--- BEGIN Available records ---
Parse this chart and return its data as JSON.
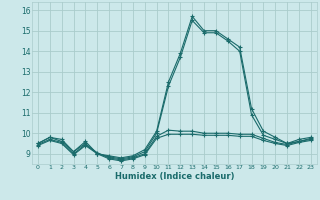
{
  "title": "",
  "xlabel": "Humidex (Indice chaleur)",
  "xlim": [
    -0.5,
    23.5
  ],
  "ylim": [
    8.5,
    16.4
  ],
  "yticks": [
    9,
    10,
    11,
    12,
    13,
    14,
    15,
    16
  ],
  "xticks": [
    0,
    1,
    2,
    3,
    4,
    5,
    6,
    7,
    8,
    9,
    10,
    11,
    12,
    13,
    14,
    15,
    16,
    17,
    18,
    19,
    20,
    21,
    22,
    23
  ],
  "background_color": "#cce8ea",
  "grid_color": "#aacccc",
  "line_color": "#1a6b6b",
  "curves": [
    [
      9.5,
      9.8,
      9.7,
      9.1,
      9.6,
      9.0,
      8.9,
      8.8,
      8.9,
      9.2,
      10.1,
      12.5,
      13.9,
      15.7,
      15.0,
      15.0,
      14.6,
      14.2,
      11.2,
      10.1,
      9.8,
      9.5,
      9.7,
      9.8
    ],
    [
      9.5,
      9.8,
      9.6,
      9.1,
      9.5,
      9.0,
      8.85,
      8.75,
      8.85,
      9.1,
      10.0,
      12.3,
      13.7,
      15.5,
      14.9,
      14.9,
      14.5,
      14.0,
      10.9,
      9.9,
      9.7,
      9.5,
      9.6,
      9.75
    ],
    [
      9.45,
      9.7,
      9.55,
      9.0,
      9.45,
      9.05,
      8.8,
      8.7,
      8.8,
      9.0,
      9.85,
      10.15,
      10.1,
      10.1,
      10.0,
      10.0,
      10.0,
      9.95,
      9.95,
      9.75,
      9.55,
      9.45,
      9.6,
      9.7
    ],
    [
      9.4,
      9.65,
      9.5,
      8.95,
      9.4,
      9.0,
      8.75,
      8.65,
      8.75,
      8.95,
      9.75,
      9.95,
      9.95,
      9.95,
      9.9,
      9.9,
      9.9,
      9.85,
      9.85,
      9.65,
      9.5,
      9.4,
      9.55,
      9.65
    ]
  ]
}
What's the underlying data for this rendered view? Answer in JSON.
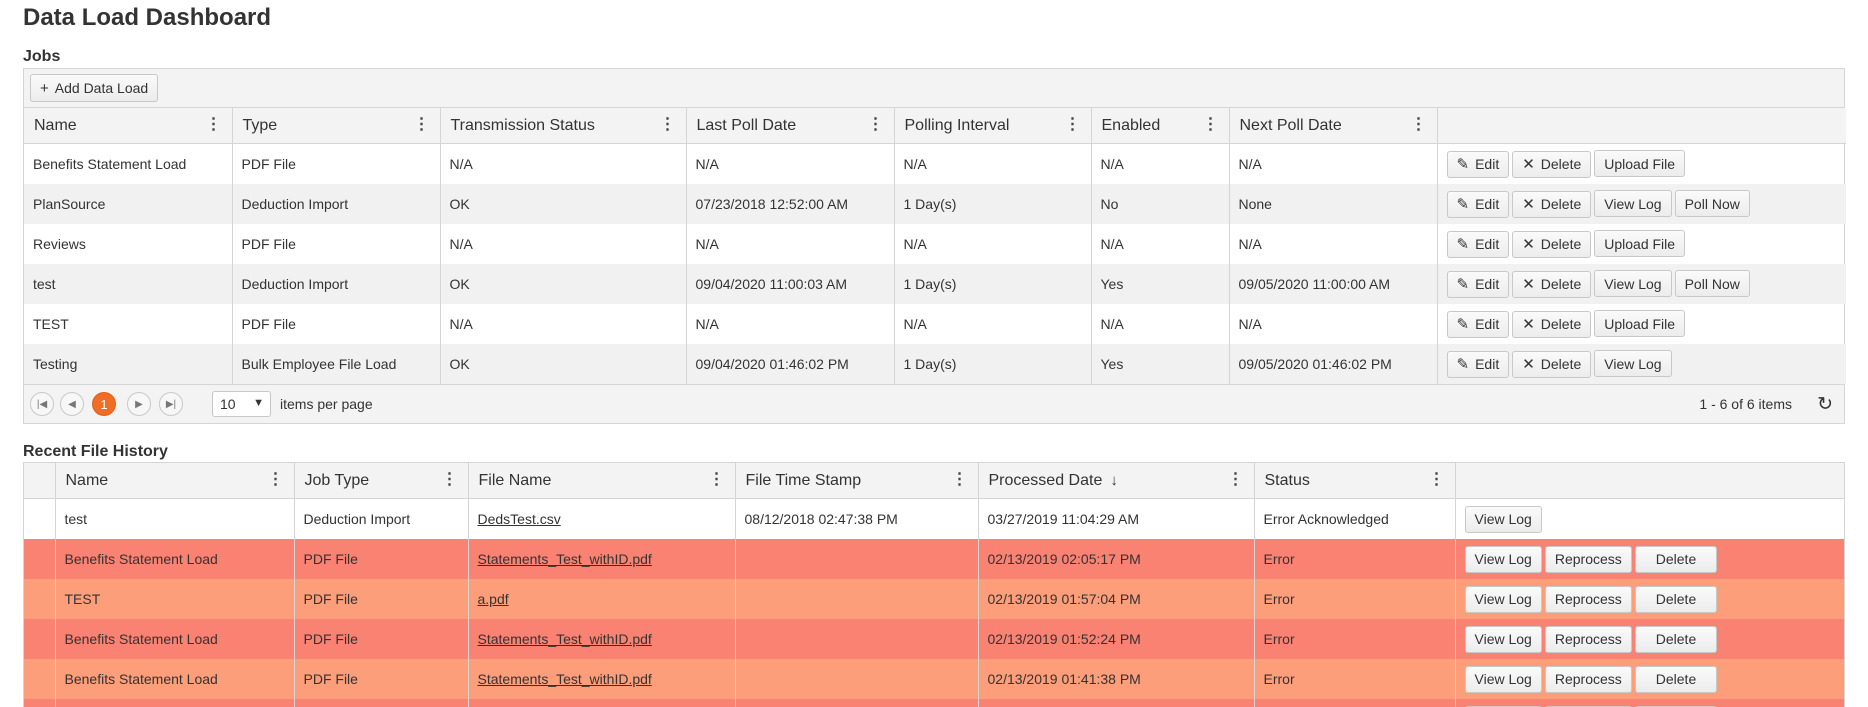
--- END Available records ---
= What you will do =
Extract all the entries word for word; omit any pictures.

= Problem solution =
Parse this chart and return its data as JSON.
{
  "title": "",
  "xlabel": "Humidex (Indice chaleur)",
  "xlim": [
    -0.5,
    23.5
  ],
  "ylim": [
    8.5,
    16.4
  ],
  "yticks": [
    9,
    10,
    11,
    12,
    13,
    14,
    15,
    16
  ],
  "xticks": [
    0,
    1,
    2,
    3,
    4,
    5,
    6,
    7,
    8,
    9,
    10,
    11,
    12,
    13,
    14,
    15,
    16,
    17,
    18,
    19,
    20,
    21,
    22,
    23
  ],
  "background_color": "#cce8ea",
  "grid_color": "#aacccc",
  "line_color": "#1a6b6b",
  "curves": [
    [
      9.5,
      9.8,
      9.7,
      9.1,
      9.6,
      9.0,
      8.9,
      8.8,
      8.9,
      9.2,
      10.1,
      12.5,
      13.9,
      15.7,
      15.0,
      15.0,
      14.6,
      14.2,
      11.2,
      10.1,
      9.8,
      9.5,
      9.7,
      9.8
    ],
    [
      9.5,
      9.8,
      9.6,
      9.1,
      9.5,
      9.0,
      8.85,
      8.75,
      8.85,
      9.1,
      10.0,
      12.3,
      13.7,
      15.5,
      14.9,
      14.9,
      14.5,
      14.0,
      10.9,
      9.9,
      9.7,
      9.5,
      9.6,
      9.75
    ],
    [
      9.45,
      9.7,
      9.55,
      9.0,
      9.45,
      9.05,
      8.8,
      8.7,
      8.8,
      9.0,
      9.85,
      10.15,
      10.1,
      10.1,
      10.0,
      10.0,
      10.0,
      9.95,
      9.95,
      9.75,
      9.55,
      9.45,
      9.6,
      9.7
    ],
    [
      9.4,
      9.65,
      9.5,
      8.95,
      9.4,
      9.0,
      8.75,
      8.65,
      8.75,
      8.95,
      9.75,
      9.95,
      9.95,
      9.95,
      9.9,
      9.9,
      9.9,
      9.85,
      9.85,
      9.65,
      9.5,
      9.4,
      9.55,
      9.65
    ]
  ]
}
What's the underlying data for this rendered view? Answer in JSON.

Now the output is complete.